Data entries
————
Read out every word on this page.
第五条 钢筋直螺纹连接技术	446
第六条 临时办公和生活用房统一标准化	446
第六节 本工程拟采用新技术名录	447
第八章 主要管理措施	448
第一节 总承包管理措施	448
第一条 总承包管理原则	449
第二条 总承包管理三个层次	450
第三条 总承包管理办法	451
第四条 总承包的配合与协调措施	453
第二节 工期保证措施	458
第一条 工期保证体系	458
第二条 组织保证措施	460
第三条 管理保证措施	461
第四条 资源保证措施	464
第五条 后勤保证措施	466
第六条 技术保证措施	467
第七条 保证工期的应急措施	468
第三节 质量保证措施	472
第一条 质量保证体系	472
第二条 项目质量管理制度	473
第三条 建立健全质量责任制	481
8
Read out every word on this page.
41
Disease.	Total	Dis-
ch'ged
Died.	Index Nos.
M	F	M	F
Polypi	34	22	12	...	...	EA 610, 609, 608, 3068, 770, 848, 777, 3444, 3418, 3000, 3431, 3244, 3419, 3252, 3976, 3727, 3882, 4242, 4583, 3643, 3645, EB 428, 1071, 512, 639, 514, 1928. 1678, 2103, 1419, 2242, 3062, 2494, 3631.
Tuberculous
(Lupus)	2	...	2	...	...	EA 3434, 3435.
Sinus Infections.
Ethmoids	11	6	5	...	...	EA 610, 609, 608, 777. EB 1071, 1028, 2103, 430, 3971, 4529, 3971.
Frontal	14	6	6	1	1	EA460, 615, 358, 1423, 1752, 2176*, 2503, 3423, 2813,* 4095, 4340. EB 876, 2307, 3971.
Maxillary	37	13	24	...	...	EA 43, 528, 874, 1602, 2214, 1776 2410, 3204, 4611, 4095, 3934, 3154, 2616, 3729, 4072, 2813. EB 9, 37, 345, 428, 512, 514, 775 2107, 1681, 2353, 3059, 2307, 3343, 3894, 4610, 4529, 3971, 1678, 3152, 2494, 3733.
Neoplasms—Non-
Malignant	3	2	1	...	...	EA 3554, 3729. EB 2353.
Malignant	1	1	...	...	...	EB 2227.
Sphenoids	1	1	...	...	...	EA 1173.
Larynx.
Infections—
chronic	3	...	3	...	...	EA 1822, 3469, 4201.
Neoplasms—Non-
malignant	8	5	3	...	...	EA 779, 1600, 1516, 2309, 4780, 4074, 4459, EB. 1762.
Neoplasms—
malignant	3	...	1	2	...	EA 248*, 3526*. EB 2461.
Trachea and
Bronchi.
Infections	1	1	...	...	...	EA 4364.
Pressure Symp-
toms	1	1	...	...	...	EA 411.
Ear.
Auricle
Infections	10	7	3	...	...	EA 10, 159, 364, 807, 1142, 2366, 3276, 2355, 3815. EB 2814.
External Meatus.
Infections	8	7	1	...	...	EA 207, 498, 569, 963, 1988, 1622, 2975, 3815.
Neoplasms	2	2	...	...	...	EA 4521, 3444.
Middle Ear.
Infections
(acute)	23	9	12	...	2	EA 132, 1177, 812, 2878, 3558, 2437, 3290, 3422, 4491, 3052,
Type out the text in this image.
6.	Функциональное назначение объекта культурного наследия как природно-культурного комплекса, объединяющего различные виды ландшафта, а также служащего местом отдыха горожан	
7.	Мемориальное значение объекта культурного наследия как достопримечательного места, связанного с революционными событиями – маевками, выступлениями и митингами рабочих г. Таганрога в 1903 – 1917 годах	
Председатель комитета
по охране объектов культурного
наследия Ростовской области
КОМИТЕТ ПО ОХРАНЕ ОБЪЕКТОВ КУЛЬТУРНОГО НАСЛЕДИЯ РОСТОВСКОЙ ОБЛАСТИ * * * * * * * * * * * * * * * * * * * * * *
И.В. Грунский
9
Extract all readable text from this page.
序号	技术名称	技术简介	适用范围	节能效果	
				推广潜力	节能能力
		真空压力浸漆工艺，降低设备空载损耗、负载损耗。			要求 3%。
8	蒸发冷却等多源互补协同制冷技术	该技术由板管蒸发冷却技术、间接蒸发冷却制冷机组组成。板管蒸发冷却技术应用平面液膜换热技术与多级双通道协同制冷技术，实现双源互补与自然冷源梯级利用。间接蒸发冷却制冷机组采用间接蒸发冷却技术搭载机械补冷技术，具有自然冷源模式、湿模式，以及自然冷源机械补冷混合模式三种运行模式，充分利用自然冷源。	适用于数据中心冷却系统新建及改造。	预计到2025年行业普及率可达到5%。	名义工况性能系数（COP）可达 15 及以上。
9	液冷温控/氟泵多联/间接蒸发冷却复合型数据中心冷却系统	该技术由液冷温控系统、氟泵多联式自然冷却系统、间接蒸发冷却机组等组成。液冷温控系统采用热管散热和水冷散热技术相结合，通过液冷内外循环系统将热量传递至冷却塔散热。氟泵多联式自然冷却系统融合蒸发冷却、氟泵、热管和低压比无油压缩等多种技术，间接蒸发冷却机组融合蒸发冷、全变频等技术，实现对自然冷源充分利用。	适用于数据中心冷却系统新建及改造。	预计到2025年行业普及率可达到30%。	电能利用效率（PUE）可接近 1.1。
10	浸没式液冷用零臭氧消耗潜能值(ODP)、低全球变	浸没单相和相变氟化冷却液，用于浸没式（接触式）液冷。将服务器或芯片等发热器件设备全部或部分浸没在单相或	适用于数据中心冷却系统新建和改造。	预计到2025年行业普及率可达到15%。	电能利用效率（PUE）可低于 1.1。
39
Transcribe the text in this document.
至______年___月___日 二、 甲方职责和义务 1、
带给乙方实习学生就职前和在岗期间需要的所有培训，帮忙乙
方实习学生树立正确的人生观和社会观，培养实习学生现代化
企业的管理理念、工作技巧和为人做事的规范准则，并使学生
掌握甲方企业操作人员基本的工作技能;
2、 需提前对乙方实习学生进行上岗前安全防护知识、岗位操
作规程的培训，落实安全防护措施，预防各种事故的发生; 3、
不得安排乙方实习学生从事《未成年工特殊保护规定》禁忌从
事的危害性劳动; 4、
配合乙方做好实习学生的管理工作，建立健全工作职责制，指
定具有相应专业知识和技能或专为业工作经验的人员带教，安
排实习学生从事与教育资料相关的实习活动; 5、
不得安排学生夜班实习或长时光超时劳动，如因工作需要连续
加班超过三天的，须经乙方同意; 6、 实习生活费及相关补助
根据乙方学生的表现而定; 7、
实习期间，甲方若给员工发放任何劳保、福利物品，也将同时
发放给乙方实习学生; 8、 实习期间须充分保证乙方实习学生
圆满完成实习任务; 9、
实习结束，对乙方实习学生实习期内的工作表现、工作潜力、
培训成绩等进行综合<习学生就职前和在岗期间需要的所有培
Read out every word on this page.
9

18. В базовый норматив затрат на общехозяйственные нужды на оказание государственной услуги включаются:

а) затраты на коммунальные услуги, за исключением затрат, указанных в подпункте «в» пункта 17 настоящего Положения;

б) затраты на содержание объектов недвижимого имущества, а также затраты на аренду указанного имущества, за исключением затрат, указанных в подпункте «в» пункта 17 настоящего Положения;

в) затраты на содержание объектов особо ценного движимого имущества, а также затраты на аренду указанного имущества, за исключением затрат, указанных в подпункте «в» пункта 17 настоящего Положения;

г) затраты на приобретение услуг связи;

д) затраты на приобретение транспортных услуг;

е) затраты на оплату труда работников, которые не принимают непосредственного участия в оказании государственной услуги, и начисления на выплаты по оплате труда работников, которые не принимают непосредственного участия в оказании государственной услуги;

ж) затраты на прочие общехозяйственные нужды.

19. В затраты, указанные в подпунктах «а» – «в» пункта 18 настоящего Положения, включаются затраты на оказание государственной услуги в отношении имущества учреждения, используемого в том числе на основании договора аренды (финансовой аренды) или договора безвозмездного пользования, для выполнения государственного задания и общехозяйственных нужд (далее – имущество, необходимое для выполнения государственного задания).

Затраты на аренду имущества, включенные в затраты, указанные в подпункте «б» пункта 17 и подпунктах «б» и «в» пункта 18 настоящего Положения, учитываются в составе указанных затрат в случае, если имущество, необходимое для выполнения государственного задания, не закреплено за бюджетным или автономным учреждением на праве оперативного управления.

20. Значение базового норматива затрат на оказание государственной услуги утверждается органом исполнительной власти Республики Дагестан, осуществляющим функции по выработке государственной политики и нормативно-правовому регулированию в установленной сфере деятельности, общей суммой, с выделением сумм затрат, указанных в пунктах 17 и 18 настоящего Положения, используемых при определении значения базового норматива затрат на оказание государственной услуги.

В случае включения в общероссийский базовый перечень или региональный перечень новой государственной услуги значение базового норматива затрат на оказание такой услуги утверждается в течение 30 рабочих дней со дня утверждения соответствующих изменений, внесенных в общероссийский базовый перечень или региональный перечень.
————
Give only the count of lines in this material that contain the string "text".

Problem solution
3